Collection entries

** Begin **

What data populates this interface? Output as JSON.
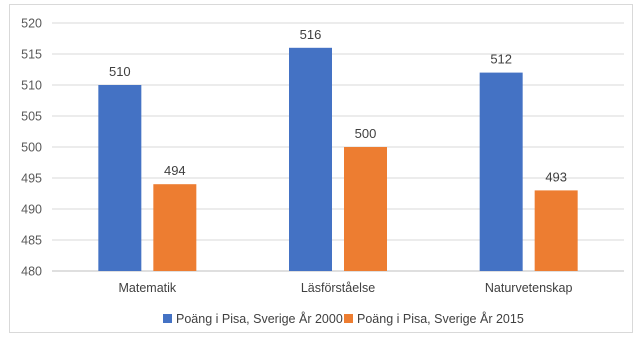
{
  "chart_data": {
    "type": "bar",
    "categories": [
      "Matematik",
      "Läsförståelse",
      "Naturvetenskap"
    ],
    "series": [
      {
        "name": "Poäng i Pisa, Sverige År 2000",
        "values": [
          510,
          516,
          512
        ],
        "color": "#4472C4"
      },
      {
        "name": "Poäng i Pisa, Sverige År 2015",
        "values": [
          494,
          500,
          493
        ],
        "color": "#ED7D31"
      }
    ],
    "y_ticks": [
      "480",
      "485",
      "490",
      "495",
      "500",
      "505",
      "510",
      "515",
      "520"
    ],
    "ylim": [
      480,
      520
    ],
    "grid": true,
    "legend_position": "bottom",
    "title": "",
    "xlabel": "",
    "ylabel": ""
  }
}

** End **
** Begin **

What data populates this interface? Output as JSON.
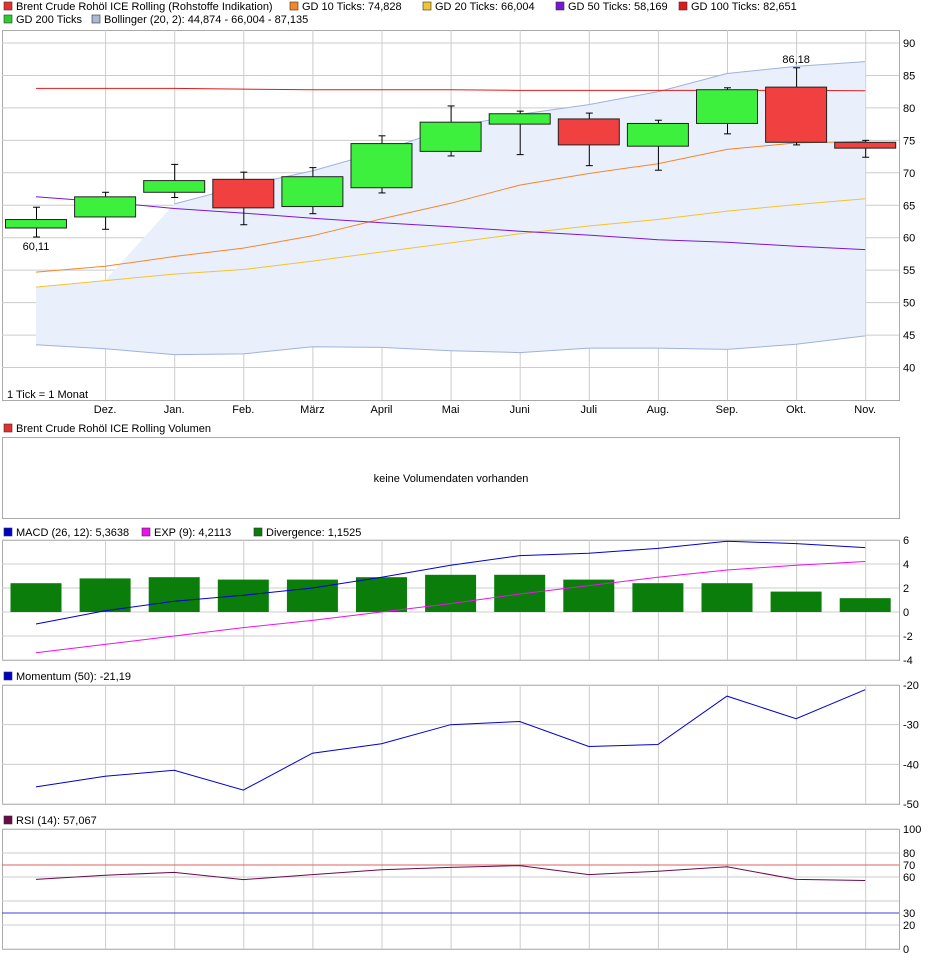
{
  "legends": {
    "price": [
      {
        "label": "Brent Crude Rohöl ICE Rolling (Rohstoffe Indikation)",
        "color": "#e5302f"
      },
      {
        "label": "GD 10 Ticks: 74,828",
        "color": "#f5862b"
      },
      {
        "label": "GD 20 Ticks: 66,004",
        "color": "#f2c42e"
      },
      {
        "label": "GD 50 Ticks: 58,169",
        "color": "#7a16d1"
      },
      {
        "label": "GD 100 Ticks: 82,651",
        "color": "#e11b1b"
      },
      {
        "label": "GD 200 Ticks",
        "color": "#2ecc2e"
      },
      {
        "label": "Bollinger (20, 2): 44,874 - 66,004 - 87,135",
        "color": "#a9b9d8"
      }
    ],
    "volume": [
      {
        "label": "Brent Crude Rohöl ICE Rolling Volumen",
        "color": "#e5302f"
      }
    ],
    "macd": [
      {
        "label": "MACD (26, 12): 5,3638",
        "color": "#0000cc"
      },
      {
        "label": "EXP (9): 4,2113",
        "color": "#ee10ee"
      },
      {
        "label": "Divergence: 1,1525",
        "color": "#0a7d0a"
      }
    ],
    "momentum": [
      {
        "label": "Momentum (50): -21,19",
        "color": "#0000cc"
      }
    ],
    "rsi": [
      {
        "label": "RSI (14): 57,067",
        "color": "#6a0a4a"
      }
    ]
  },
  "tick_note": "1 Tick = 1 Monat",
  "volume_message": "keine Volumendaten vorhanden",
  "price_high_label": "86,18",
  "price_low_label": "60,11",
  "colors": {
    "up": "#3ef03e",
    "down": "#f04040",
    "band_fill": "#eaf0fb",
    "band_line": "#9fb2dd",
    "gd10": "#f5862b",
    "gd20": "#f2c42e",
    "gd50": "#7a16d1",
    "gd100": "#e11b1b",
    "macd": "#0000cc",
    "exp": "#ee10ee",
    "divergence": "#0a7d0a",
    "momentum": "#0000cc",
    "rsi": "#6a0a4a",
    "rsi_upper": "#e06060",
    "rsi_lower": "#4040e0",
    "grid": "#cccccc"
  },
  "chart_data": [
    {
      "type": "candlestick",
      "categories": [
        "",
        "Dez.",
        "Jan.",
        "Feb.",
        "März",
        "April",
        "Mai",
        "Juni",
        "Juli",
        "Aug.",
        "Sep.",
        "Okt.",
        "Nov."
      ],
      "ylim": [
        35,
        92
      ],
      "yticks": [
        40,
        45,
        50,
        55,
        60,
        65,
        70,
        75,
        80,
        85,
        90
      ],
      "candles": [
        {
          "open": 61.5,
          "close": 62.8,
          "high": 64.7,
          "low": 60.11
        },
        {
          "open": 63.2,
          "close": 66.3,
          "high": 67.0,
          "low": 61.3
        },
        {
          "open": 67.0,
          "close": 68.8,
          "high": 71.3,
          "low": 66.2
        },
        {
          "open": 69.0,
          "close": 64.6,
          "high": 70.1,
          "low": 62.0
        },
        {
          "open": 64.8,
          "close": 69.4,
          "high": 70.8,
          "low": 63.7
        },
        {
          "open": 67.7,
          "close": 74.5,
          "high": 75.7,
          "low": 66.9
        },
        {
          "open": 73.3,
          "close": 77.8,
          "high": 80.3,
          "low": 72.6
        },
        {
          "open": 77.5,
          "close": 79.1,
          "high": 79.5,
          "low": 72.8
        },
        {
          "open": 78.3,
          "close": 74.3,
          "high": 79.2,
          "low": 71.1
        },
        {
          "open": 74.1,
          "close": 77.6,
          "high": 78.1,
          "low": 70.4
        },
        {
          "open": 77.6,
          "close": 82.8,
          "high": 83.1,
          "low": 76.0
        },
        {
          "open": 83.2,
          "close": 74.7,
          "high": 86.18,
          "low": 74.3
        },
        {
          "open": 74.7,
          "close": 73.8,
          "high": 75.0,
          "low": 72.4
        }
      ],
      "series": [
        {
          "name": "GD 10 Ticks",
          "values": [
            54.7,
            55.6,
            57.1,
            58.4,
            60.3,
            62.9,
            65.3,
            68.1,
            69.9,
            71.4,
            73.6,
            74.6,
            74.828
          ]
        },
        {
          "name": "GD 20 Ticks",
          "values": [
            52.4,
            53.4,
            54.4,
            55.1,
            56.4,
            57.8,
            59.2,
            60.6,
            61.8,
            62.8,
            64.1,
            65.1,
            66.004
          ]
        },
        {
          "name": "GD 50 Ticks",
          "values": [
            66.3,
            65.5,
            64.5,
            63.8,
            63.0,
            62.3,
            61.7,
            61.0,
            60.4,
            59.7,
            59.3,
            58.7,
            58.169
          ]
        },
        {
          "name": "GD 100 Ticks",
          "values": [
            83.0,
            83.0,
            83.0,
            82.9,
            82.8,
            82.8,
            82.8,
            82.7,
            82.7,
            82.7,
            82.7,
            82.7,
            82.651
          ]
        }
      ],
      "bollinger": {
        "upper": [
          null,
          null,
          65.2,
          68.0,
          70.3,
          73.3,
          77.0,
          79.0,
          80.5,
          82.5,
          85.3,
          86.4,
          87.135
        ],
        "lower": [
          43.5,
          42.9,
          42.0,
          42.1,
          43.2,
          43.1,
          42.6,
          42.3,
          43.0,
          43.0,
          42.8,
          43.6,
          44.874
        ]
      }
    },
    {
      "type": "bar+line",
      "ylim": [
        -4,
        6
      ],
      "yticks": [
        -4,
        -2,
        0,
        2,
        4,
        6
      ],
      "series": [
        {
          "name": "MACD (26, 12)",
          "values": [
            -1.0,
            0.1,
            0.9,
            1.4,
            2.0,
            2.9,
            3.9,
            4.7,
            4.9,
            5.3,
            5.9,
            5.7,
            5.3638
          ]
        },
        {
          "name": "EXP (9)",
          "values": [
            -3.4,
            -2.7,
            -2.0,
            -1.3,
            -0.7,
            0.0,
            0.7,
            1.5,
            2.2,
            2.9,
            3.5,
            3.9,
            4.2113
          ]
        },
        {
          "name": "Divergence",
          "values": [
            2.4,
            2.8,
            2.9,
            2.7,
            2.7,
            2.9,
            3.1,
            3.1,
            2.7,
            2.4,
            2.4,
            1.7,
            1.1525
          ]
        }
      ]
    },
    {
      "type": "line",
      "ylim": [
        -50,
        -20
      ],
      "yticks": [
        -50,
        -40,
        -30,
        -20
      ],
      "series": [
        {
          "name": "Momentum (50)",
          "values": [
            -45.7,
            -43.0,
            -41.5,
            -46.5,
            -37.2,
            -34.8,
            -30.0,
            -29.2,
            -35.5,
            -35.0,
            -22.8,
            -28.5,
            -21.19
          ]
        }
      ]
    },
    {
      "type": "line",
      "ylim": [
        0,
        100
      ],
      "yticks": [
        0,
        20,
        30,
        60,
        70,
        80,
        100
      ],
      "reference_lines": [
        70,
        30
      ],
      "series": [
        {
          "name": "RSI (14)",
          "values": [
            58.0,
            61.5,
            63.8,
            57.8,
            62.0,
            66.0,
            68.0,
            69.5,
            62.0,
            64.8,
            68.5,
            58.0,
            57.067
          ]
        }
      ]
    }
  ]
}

** End **

Set problem: Give the count of lines holding the word "Sverige", with no other words.

Full answer: 2